* _YOUR TASK_:
Copy out all the entries exactly.

Stored data
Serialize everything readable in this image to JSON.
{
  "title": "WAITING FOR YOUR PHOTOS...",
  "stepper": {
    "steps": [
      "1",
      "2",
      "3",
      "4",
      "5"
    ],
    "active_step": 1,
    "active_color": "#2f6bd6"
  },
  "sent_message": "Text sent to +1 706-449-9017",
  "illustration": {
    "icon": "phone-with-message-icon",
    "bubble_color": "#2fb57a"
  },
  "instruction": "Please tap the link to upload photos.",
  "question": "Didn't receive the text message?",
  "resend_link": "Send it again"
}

* _SOLUTION BELOW_:
Serialize everything readable in this image to JSON.
{
  "title": "WAITING FOR YOUR PHOTOS...",
  "stepper": {
    "steps": [
      "1",
      "2",
      "3",
      "4",
      "5"
    ],
    "active_step": 1,
    "active_color": "#2f6bd6"
  },
  "sent_message": "Text sent to +1 706-449-9017",
  "illustration": {
    "icon": "phone-with-message-icon",
    "bubble_color": "#2fb57a"
  },
  "instruction": "Please tap the link to upload photos.",
  "question": "Didn't receive the text message?",
  "resend_link": "Send it again"
}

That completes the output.